Please pull out every line that includes the string "NILM".

(Data entries for graphics)
.....
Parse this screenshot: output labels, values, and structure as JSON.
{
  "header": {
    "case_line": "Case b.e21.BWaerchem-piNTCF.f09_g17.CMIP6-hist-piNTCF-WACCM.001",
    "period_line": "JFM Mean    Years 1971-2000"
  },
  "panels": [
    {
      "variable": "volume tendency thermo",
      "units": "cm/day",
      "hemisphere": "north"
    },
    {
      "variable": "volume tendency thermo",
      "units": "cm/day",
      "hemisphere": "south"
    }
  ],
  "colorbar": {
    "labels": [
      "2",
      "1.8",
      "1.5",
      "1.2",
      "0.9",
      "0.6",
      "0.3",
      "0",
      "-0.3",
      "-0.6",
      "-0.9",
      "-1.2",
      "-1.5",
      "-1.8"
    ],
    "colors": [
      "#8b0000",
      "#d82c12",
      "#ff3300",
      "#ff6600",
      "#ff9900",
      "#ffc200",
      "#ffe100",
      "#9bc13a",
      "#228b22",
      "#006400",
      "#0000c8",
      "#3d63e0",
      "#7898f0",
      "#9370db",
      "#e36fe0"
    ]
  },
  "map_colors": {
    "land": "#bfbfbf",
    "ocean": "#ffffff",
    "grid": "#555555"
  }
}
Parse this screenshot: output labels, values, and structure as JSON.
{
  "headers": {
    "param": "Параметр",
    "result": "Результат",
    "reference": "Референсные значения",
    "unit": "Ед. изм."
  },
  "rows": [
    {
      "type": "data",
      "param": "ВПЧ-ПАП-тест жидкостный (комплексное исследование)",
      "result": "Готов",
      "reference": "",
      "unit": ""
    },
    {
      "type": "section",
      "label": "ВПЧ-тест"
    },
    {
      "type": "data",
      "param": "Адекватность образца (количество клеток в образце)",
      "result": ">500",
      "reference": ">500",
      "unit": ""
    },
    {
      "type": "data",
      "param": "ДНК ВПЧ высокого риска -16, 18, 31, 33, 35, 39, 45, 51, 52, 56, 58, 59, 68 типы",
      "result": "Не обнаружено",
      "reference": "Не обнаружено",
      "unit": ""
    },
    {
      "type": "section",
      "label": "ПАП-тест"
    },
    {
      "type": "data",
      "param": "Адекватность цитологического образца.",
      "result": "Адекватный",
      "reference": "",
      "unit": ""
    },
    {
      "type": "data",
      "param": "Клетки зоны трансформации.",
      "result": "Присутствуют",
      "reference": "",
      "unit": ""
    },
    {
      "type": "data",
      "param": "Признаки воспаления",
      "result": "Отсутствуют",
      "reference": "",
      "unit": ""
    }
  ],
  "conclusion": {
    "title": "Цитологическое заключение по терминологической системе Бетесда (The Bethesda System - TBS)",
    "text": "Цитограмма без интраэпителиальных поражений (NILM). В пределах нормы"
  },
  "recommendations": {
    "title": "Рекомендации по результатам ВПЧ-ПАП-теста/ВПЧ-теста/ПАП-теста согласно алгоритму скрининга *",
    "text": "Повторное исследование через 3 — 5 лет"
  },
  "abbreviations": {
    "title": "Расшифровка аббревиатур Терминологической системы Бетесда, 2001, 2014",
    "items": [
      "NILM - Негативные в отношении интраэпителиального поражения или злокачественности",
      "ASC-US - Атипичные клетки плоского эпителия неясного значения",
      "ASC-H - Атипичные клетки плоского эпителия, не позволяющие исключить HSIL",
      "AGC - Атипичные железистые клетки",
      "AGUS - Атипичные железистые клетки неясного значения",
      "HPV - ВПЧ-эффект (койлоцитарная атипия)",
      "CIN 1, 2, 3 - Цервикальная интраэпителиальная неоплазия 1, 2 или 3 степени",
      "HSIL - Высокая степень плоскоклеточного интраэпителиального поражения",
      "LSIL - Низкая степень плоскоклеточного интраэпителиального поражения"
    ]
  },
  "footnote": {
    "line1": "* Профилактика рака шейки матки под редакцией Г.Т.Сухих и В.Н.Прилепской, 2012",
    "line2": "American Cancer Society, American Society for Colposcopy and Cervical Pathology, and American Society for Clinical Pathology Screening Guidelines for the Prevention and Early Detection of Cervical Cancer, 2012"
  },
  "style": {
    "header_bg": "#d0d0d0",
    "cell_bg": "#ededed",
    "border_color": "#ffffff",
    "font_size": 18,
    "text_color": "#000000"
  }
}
.....
Output:
    "text": "Цитограмма без интраэпителиальных поражений (NILM). В пределах нормы"
      "NILM - Негативные в отношении интраэпителиального поражения или злокачественности",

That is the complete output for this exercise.